→ DATA SHOWN:
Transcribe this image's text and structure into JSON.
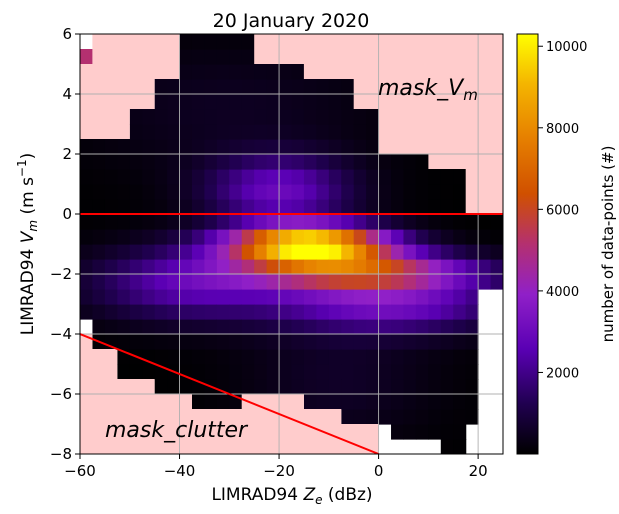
{
  "chart_data": {
    "type": "heatmap",
    "title": "20 January 2020",
    "xlabel_main": "LIMRAD94 ",
    "xlabel_sym": "Z",
    "xlabel_sub": "e",
    "xlabel_unit": " (dBz)",
    "ylabel_main": "LIMRAD94 ",
    "ylabel_sym": "V",
    "ylabel_sub": "m",
    "ylabel_unit_open": " (m s",
    "ylabel_unit_sup": "−1",
    "ylabel_unit_close": ")",
    "xlim": [
      -60,
      25
    ],
    "ylim": [
      -8,
      6
    ],
    "xticks": [
      -60,
      -40,
      -20,
      0,
      20
    ],
    "xtick_labels": [
      "−60",
      "−40",
      "−20",
      "0",
      "20"
    ],
    "yticks": [
      -8,
      -6,
      -4,
      -2,
      0,
      2,
      4,
      6
    ],
    "ytick_labels": [
      "−8",
      "−6",
      "−4",
      "−2",
      "0",
      "2",
      "4",
      "6"
    ],
    "grid": true,
    "x_bin_start": -60,
    "x_bin_width": 2.5,
    "y_bin_start": -8,
    "y_bin_width": 0.5,
    "colorbar": {
      "label": "number of data-points (#)",
      "range": [
        0,
        10300
      ],
      "ticks": [
        2000,
        4000,
        6000,
        8000,
        10000
      ],
      "tick_labels": [
        "2000",
        "4000",
        "6000",
        "8000",
        "10000"
      ],
      "colormap": "gnuplot"
    },
    "masks": [
      {
        "name": "mask_Vm",
        "label_main": "mask_",
        "label_sym": "V",
        "label_sub": "m",
        "color": "#ffcccc"
      },
      {
        "name": "mask_clutter",
        "label": "mask_clutter",
        "color": "#ffcccc"
      }
    ],
    "lines": [
      {
        "name": "mask_Vm boundary",
        "x": [
          -60,
          25
        ],
        "y": [
          0,
          0
        ],
        "color": "#ff0000"
      },
      {
        "name": "clutter boundary",
        "x": [
          -60,
          0
        ],
        "y": [
          -4,
          -8
        ],
        "color": "#ff0000"
      }
    ]
  }
}
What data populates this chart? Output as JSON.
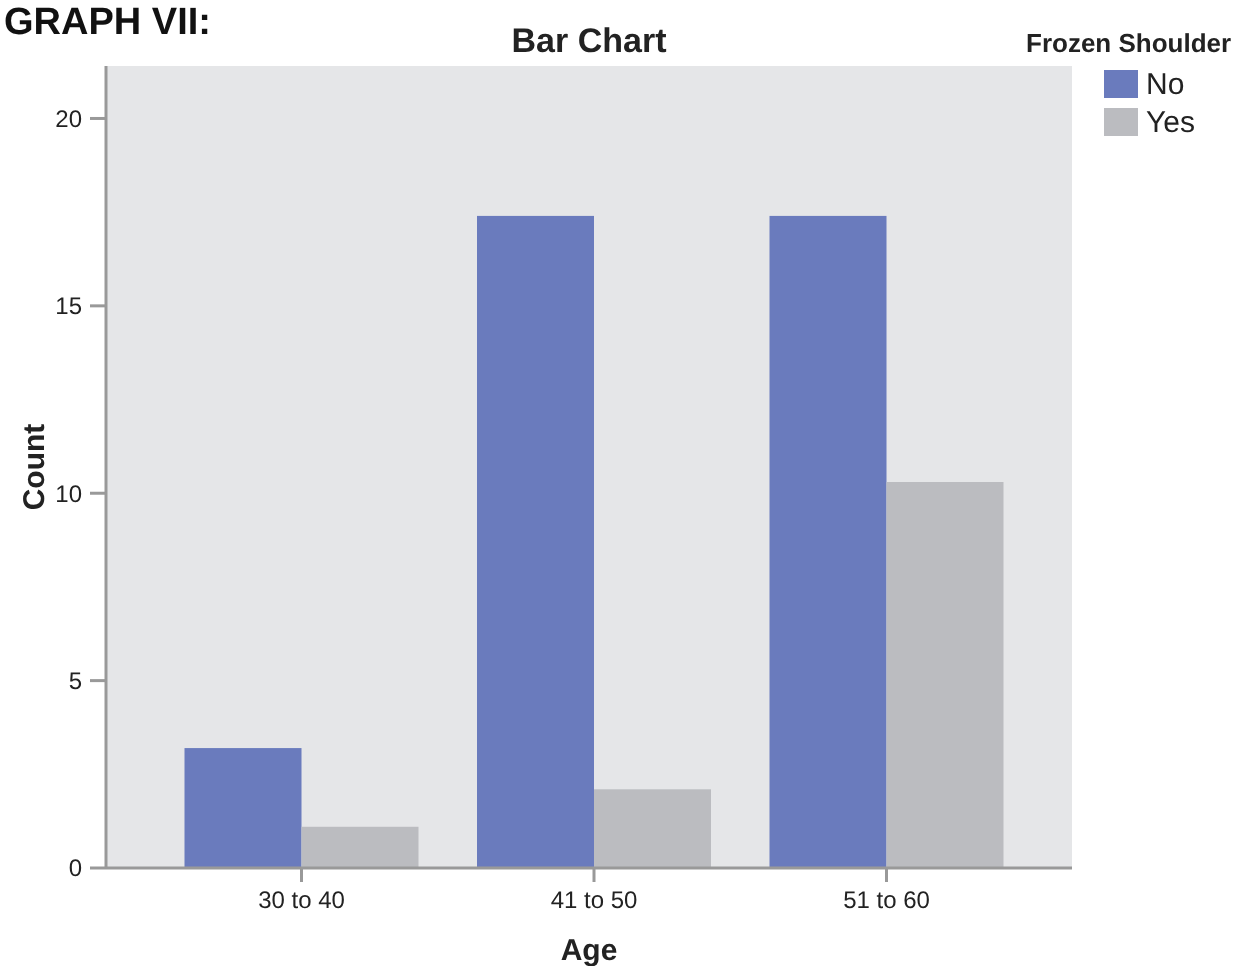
{
  "chart_data": {
    "type": "bar",
    "title": "Bar Chart",
    "xlabel": "Age",
    "ylabel": "Count",
    "legend_title": "Frozen Shoulder",
    "annotations": [
      "GRAPH VII:"
    ],
    "categories": [
      "30 to 40",
      "41 to 50",
      "51 to 60"
    ],
    "series": [
      {
        "name": "No",
        "color": "#6a7bbd",
        "values": [
          3.2,
          17.4,
          17.4
        ]
      },
      {
        "name": "Yes",
        "color": "#bbbcc0",
        "values": [
          1.1,
          2.1,
          10.3
        ]
      }
    ],
    "ylim": [
      0,
      21.4
    ],
    "yticks": [
      0,
      5,
      10,
      15,
      20
    ],
    "grid": false,
    "legend": "top right"
  }
}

→ GIVEN INSTRUCTION: Give every record back exactly as it reads, with no images.

→ THE OUTPUT:
Transcribe this image's text and structure into JSON.
{
  "chart_data": {
    "type": "heatmap",
    "title": "20 January 2020",
    "xlabel_main": "LIMRAD94 ",
    "xlabel_sym": "Z",
    "xlabel_sub": "e",
    "xlabel_unit": " (dBz)",
    "ylabel_main": "LIMRAD94 ",
    "ylabel_sym": "V",
    "ylabel_sub": "m",
    "ylabel_unit_open": " (m s",
    "ylabel_unit_sup": "−1",
    "ylabel_unit_close": ")",
    "xlim": [
      -60,
      25
    ],
    "ylim": [
      -8,
      6
    ],
    "xticks": [
      -60,
      -40,
      -20,
      0,
      20
    ],
    "xtick_labels": [
      "−60",
      "−40",
      "−20",
      "0",
      "20"
    ],
    "yticks": [
      -8,
      -6,
      -4,
      -2,
      0,
      2,
      4,
      6
    ],
    "ytick_labels": [
      "−8",
      "−6",
      "−4",
      "−2",
      "0",
      "2",
      "4",
      "6"
    ],
    "grid": true,
    "x_bin_start": -60,
    "x_bin_width": 2.5,
    "y_bin_start": -8,
    "y_bin_width": 0.5,
    "colorbar": {
      "label": "number of data-points (#)",
      "range": [
        0,
        10300
      ],
      "ticks": [
        2000,
        4000,
        6000,
        8000,
        10000
      ],
      "tick_labels": [
        "2000",
        "4000",
        "6000",
        "8000",
        "10000"
      ],
      "colormap": "gnuplot"
    },
    "masks": [
      {
        "name": "mask_Vm",
        "label_main": "mask_",
        "label_sym": "V",
        "label_sub": "m",
        "color": "#ffcccc"
      },
      {
        "name": "mask_clutter",
        "label": "mask_clutter",
        "color": "#ffcccc"
      }
    ],
    "lines": [
      {
        "name": "mask_Vm boundary",
        "x": [
          -60,
          25
        ],
        "y": [
          0,
          0
        ],
        "color": "#ff0000"
      },
      {
        "name": "clutter boundary",
        "x": [
          -60,
          0
        ],
        "y": [
          -4,
          -8
        ],
        "color": "#ff0000"
      }
    ]
  }
}
What data populates this chart? Output as JSON.
{
  "chart_data": {
    "type": "bar",
    "title": "Bar Chart",
    "xlabel": "Age",
    "ylabel": "Count",
    "legend_title": "Frozen Shoulder",
    "annotations": [
      "GRAPH VII:"
    ],
    "categories": [
      "30 to 40",
      "41 to 50",
      "51 to 60"
    ],
    "series": [
      {
        "name": "No",
        "color": "#6a7bbd",
        "values": [
          3.2,
          17.4,
          17.4
        ]
      },
      {
        "name": "Yes",
        "color": "#bbbcc0",
        "values": [
          1.1,
          2.1,
          10.3
        ]
      }
    ],
    "ylim": [
      0,
      21.4
    ],
    "yticks": [
      0,
      5,
      10,
      15,
      20
    ],
    "grid": false,
    "legend": "top right"
  }
}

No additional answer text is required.